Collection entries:
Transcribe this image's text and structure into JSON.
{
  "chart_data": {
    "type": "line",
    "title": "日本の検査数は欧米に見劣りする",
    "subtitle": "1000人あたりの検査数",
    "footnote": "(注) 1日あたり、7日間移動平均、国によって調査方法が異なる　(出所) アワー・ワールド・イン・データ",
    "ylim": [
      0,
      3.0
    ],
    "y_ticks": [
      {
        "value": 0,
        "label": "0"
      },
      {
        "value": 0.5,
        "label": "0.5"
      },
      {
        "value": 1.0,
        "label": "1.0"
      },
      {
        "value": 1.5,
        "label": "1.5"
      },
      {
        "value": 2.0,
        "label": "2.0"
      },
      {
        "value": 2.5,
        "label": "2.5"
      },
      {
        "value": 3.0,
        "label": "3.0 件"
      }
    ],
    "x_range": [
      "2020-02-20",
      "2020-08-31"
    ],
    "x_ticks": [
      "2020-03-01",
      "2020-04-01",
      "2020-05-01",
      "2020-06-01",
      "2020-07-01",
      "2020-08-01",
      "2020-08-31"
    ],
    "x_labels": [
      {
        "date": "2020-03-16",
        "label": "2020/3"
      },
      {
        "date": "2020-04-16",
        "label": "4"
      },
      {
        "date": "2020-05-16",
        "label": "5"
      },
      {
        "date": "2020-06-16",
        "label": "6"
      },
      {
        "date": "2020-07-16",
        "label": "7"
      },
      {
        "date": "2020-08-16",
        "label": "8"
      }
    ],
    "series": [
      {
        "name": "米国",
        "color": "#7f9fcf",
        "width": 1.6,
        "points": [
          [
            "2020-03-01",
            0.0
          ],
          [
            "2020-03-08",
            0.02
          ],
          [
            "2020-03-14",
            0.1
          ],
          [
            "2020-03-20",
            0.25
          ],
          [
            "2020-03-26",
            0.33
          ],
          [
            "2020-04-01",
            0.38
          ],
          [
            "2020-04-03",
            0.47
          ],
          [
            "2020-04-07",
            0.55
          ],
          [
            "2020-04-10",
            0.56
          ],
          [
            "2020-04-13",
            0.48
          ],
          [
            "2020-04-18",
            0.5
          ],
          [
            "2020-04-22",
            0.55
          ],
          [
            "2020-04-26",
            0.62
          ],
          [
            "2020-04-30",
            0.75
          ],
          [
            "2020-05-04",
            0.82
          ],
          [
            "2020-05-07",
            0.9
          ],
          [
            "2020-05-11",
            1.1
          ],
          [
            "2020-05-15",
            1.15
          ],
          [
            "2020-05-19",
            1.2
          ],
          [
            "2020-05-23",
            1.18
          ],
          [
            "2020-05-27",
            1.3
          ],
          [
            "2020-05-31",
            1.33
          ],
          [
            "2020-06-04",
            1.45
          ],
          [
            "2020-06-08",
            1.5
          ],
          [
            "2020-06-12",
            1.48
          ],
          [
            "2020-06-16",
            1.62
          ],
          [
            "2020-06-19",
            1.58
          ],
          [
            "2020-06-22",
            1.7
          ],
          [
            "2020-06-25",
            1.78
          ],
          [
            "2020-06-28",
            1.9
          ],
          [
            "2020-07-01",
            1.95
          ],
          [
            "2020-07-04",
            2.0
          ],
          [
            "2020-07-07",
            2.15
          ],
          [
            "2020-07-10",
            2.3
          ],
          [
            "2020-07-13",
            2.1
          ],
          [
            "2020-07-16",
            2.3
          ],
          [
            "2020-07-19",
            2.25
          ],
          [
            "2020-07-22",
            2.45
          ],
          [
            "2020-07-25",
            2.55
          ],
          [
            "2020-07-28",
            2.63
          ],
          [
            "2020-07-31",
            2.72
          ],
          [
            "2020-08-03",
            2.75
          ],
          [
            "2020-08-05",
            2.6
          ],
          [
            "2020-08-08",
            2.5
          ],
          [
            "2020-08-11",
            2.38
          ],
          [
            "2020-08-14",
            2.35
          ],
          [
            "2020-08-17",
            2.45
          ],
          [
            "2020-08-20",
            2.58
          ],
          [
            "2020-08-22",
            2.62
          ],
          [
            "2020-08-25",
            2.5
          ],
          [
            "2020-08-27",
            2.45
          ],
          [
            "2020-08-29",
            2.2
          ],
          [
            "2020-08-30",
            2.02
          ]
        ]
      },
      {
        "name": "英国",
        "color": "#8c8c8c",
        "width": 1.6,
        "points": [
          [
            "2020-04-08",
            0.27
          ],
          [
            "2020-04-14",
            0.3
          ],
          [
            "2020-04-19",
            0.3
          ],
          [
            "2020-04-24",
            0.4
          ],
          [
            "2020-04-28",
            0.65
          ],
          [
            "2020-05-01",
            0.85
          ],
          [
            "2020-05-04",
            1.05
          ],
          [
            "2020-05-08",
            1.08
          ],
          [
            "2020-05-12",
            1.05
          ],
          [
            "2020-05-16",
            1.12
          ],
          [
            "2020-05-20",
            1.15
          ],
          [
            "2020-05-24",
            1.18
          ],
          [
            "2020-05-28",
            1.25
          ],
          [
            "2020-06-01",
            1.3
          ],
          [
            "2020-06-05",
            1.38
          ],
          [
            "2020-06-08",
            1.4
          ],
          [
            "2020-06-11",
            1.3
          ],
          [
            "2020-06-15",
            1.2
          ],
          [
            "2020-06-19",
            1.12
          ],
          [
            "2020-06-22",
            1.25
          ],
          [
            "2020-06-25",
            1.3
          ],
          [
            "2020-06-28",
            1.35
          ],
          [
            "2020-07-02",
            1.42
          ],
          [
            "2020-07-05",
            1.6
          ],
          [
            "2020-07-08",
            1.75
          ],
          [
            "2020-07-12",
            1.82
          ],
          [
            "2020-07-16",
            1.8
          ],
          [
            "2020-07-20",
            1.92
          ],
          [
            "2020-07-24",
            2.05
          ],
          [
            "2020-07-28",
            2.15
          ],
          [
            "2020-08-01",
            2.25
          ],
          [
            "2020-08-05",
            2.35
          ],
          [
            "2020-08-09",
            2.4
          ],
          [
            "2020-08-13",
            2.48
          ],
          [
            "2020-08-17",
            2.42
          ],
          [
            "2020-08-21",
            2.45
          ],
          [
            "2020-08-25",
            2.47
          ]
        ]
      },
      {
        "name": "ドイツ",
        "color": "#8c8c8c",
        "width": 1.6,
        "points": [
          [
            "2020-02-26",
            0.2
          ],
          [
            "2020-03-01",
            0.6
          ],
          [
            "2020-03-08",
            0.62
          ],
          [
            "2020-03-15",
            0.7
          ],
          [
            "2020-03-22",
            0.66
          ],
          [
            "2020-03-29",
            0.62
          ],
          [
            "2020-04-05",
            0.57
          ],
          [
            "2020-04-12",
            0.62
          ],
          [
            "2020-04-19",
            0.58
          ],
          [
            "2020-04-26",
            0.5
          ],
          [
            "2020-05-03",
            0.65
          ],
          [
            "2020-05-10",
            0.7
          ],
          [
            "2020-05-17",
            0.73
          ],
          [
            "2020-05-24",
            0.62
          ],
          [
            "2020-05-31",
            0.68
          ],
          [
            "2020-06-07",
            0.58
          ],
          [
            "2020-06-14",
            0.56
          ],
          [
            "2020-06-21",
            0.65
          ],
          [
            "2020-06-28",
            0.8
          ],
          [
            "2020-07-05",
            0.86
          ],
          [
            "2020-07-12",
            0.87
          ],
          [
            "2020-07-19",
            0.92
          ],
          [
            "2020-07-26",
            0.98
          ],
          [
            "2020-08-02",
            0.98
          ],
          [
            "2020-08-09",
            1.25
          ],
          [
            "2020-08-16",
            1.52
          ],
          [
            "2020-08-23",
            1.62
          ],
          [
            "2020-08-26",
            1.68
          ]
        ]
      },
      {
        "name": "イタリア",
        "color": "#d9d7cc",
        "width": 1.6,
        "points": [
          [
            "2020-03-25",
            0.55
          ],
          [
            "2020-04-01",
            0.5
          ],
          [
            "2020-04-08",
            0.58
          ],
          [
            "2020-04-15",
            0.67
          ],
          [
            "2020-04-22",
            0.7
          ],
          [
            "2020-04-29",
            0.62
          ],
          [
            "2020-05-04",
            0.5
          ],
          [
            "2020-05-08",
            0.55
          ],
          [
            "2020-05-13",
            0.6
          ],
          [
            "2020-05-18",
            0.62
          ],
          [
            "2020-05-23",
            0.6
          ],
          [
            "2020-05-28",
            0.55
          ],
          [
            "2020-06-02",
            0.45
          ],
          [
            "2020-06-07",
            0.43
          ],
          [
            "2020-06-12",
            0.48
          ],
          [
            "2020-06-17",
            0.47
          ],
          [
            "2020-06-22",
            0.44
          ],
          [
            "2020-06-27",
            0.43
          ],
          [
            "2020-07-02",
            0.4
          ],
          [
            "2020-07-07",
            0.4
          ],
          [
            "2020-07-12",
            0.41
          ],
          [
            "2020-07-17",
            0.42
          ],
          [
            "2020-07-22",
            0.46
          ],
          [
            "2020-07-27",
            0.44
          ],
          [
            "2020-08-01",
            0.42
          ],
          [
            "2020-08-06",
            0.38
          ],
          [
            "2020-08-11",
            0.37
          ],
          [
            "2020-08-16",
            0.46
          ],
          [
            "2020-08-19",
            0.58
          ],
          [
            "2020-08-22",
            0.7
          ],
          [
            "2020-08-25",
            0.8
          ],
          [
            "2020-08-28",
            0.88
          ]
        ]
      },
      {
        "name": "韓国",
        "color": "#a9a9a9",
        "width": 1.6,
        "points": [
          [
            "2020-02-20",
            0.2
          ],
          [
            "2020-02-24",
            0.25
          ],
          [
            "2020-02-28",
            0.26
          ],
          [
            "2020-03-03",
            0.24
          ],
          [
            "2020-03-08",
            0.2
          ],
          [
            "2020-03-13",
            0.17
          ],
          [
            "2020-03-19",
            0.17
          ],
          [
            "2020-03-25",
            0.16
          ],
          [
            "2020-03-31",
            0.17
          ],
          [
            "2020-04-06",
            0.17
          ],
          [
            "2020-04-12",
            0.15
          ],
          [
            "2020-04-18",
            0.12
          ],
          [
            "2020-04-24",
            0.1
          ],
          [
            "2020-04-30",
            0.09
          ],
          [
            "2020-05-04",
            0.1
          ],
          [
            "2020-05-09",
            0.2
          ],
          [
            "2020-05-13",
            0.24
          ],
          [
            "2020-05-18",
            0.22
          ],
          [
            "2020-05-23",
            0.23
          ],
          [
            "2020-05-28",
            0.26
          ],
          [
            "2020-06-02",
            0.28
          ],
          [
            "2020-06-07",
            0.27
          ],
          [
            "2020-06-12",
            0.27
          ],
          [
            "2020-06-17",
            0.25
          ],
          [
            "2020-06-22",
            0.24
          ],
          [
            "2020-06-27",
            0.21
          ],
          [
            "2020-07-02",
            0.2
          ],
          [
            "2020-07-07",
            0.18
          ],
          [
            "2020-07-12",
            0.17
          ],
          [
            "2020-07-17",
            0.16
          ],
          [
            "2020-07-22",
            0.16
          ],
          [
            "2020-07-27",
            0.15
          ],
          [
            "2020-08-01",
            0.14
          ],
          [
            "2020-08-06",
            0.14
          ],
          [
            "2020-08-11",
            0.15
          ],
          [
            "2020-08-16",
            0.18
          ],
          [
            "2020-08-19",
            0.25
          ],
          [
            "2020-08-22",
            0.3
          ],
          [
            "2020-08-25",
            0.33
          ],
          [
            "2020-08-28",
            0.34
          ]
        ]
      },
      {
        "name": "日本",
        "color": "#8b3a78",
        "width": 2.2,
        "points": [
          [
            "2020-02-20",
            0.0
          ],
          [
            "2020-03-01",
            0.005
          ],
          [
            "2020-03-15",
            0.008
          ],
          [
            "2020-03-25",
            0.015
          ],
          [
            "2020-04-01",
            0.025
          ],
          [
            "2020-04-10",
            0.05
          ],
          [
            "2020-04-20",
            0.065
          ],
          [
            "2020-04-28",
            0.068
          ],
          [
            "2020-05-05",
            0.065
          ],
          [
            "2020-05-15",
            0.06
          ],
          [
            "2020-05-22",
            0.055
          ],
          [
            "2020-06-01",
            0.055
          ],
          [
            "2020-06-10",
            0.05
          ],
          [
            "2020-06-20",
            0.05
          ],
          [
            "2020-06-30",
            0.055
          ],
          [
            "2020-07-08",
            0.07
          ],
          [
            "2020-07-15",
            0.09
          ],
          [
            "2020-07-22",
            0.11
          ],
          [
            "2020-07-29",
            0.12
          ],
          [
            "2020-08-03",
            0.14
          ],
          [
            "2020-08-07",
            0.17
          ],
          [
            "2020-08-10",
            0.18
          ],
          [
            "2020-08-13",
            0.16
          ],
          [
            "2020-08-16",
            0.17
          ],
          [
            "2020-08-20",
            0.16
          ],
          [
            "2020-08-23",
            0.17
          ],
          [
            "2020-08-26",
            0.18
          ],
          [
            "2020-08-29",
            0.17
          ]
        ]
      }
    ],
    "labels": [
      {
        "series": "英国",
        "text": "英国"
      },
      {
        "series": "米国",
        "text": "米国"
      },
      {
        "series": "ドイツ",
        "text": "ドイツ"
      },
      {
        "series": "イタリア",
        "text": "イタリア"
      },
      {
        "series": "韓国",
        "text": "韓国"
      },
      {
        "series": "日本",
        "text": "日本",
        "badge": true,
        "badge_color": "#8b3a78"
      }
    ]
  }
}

- _Problem requirements_
Pick out, from the lines above, every one that contains the string "series".

- _Reply_
    "series": [
        "series": "英国",
        "series": "米国",
        "series": "ドイツ",
        "series": "イタリア",
        "series": "韓国",
        "series": "日本",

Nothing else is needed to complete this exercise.